---- DATASET
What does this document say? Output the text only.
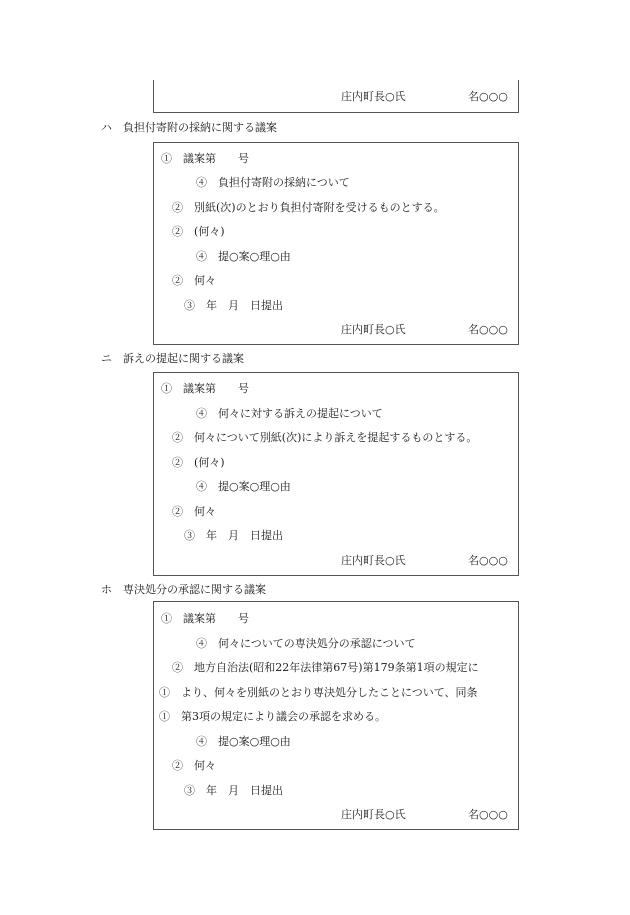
庄内町長○氏	名○○○
ハ 負担付寄附の採納に関する議案
①　議案第　　号
④　負担付寄附の採納について
②　別紙(次)のとおり負担付寄附を受けるものとする。
②　(何々)
④　提○案○理○由
②　何々
③　年　月　日提出
庄内町長○氏	名○○○
ニ 訴えの提起に関する議案
①　議案第　　号
④　何々に対する訴えの提起について
②　何々について別紙(次)により訴えを提起するものとする。
②　(何々)
④　提○案○理○由
②　何々
③　年　月　日提出
庄内町長○氏	名○○○
ホ 専決処分の承認に関する議案
①　議案第　　号
④　何々についての専決処分の承認について
②　地方自治法(昭和22年法律第67号)第179条第1項の規定に
①　より、何々を別紙のとおり専決処分したことについて、同条
①　第3項の規定により議会の承認を求める。
④　提○案○理○由
②　何々
③　年　月　日提出
庄内町長○氏	名○○○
--------
## SHORT PROBLEM
Pictures are excluded; copy all other data exactly as shown.

## EXPECTED OUTPUT
What does this document say? Output the text only.
庄内町長○氏	名○○○
ハ 負担付寄附の採納に関する議案
①　議案第　　号
④　負担付寄附の採納について
②　別紙(次)のとおり負担付寄附を受けるものとする。
②　(何々)
④　提○案○理○由
②　何々
③　年　月　日提出
庄内町長○氏	名○○○
ニ 訴えの提起に関する議案
①　議案第　　号
④　何々に対する訴えの提起について
②　何々について別紙(次)により訴えを提起するものとする。
②　(何々)
④　提○案○理○由
②　何々
③　年　月　日提出
庄内町長○氏	名○○○
ホ 専決処分の承認に関する議案
①　議案第　　号
④　何々についての専決処分の承認について
②　地方自治法(昭和22年法律第67号)第179条第1項の規定に
①　より、何々を別紙のとおり専決処分したことについて、同条
①　第3項の規定により議会の承認を求める。
④　提○案○理○由
②　何々
③　年　月　日提出
庄内町長○氏	名○○○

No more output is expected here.